• **Collection entries**:
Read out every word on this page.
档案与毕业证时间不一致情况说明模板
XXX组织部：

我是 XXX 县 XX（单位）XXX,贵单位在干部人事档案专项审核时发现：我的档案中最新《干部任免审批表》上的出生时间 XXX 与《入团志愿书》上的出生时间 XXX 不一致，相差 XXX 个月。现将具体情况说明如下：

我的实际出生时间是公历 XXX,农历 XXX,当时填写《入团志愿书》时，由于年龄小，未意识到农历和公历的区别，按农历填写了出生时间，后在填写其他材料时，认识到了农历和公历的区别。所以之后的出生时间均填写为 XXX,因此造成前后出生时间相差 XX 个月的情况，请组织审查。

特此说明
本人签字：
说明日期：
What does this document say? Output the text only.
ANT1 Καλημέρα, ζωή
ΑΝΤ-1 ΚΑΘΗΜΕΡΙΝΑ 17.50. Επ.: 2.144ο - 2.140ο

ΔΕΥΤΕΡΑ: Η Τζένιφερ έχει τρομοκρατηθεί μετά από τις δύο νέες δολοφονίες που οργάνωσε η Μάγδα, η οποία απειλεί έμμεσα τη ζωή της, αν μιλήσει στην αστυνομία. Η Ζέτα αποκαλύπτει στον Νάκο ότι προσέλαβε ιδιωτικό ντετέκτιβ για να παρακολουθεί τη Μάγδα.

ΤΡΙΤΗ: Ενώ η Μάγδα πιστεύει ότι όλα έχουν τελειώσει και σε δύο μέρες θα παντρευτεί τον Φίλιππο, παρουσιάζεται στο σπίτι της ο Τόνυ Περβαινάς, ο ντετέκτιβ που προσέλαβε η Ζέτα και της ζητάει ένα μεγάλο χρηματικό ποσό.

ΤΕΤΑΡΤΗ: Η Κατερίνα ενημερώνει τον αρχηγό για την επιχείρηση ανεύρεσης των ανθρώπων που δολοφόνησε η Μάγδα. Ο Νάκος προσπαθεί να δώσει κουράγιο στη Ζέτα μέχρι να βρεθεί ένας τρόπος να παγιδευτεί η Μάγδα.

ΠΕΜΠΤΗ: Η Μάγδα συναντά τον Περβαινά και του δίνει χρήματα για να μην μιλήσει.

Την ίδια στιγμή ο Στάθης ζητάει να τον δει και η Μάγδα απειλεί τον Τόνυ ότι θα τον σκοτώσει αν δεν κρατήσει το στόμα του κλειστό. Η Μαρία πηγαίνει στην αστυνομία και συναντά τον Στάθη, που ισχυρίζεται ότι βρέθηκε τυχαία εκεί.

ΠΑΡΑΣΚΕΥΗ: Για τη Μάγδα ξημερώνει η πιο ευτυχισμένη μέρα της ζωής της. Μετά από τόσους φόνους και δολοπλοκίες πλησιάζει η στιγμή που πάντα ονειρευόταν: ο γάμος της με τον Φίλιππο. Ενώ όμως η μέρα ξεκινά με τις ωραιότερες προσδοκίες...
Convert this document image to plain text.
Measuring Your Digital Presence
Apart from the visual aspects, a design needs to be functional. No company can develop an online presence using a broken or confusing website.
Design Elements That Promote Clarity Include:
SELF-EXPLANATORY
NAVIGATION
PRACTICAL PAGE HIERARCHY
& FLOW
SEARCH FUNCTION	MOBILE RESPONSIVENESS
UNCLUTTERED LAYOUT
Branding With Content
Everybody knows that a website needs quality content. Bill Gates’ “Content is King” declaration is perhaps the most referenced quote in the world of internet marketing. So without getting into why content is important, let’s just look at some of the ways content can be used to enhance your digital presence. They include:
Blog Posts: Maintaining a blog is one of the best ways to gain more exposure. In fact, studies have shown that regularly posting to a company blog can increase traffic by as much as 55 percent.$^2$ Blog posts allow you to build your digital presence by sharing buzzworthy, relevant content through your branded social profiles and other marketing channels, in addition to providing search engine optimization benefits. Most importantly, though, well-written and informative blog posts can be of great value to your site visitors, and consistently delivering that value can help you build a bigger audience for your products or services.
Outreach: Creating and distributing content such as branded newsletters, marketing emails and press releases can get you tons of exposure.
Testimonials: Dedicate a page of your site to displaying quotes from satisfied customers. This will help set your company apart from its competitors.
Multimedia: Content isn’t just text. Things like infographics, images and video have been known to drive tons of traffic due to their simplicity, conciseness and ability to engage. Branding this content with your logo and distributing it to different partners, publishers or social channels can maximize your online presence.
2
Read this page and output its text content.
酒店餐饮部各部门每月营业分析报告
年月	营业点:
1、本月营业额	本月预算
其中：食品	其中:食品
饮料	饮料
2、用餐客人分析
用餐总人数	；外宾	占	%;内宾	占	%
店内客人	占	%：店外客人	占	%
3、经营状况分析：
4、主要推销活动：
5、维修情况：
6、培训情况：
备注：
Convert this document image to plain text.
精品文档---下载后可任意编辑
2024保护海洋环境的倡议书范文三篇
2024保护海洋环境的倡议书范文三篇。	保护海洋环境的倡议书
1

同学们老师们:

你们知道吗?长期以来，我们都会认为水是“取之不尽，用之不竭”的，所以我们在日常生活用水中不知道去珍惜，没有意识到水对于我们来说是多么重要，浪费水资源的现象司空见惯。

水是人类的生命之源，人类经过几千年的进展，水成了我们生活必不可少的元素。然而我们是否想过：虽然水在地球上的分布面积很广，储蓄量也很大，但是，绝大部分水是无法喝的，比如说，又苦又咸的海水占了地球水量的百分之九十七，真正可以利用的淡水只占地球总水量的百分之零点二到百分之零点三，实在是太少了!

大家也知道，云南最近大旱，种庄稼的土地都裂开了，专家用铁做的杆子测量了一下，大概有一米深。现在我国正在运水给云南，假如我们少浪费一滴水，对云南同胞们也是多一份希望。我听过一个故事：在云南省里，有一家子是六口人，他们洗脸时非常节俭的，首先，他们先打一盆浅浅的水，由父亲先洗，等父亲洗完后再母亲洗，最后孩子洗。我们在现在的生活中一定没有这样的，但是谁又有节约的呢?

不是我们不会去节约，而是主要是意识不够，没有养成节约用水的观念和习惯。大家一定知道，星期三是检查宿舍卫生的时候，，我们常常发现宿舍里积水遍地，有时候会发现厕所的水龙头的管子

• **WHAT IS NEEDED**: Count the lines of these entries that hold the string "αστυνομία", and give only that number.

• **FULL OUTPUT**: 2